Items from a dataset:
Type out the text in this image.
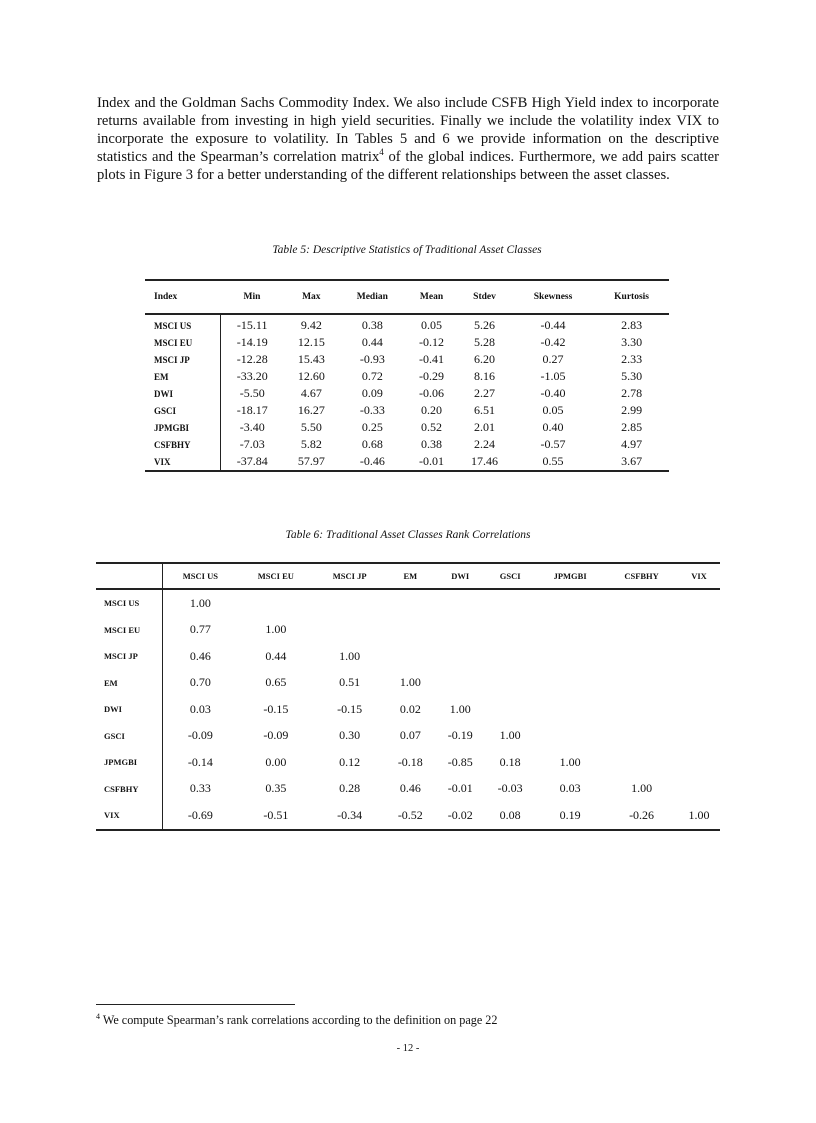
Index and the Goldman Sachs Commodity Index. We also include CSFB High Yield index to incorporate returns available from investing in high yield securities. Finally we include the volatility index VIX to incorporate the exposure to volatility. In Tables 5 and 6 we provide information on the descriptive statistics and the Spearman’s correlation matrix$^4$ of the global indices. Furthermore, we add pairs scatter plots in Figure 3 for a better understanding of the different relationships between the asset classes.

Table 5: Descriptive Statistics of Traditional Asset Classes
Index	Min	Max	Median	Mean	Stdev	Skewness	Kurtosis
MSCI US	-15.11	9.42	0.38	0.05	5.26	-0.44	2.83
MSCI EU	-14.19	12.15	0.44	-0.12	5.28	-0.42	3.30
MSCI JP	-12.28	15.43	-0.93	-0.41	6.20	0.27	2.33
EM	-33.20	12.60	0.72	-0.29	8.16	-1.05	5.30
DWI	-5.50	4.67	0.09	-0.06	2.27	-0.40	2.78
GSCI	-18.17	16.27	-0.33	0.20	6.51	0.05	2.99
JPMGBI	-3.40	5.50	0.25	0.52	2.01	0.40	2.85
CSFBHY	-7.03	5.82	0.68	0.38	2.24	-0.57	4.97
VIX	-37.84	57.97	-0.46	-0.01	17.46	0.55	3.67
Table 6: Traditional Asset Classes Rank Correlations
	MSCI US	MSCI EU	MSCI JP	EM	DWI	GSCI	JPMGBI	CSFBHY	VIX
MSCI US	1.00								
MSCI EU	0.77	1.00							
MSCI JP	0.46	0.44	1.00						
EM	0.70	0.65	0.51	1.00					
DWI	0.03	-0.15	-0.15	0.02	1.00				
GSCI	-0.09	-0.09	0.30	0.07	-0.19	1.00			
JPMGBI	-0.14	0.00	0.12	-0.18	-0.85	0.18	1.00		
CSFBHY	0.33	0.35	0.28	0.46	-0.01	-0.03	0.03	1.00	
VIX	-0.69	-0.51	-0.34	-0.52	-0.02	0.08	0.19	-0.26	1.00
$^4$ We compute Spearman’s rank correlations according to the definition on page 22
- 12 -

WHAT IS NEEDED ->
Identify the lines that hold the word "CSFBHY". Copy every one of them.

WRITTEN RESPONSE ->
CSFBHY	-7.03	5.82	0.68	0.38	2.24	-0.57	4.97
	MSCI US	MSCI EU	MSCI JP	EM	DWI	GSCI	JPMGBI	CSFBHY	VIX
CSFBHY	0.33	0.35	0.28	0.46	-0.01	-0.03	0.03	1.00	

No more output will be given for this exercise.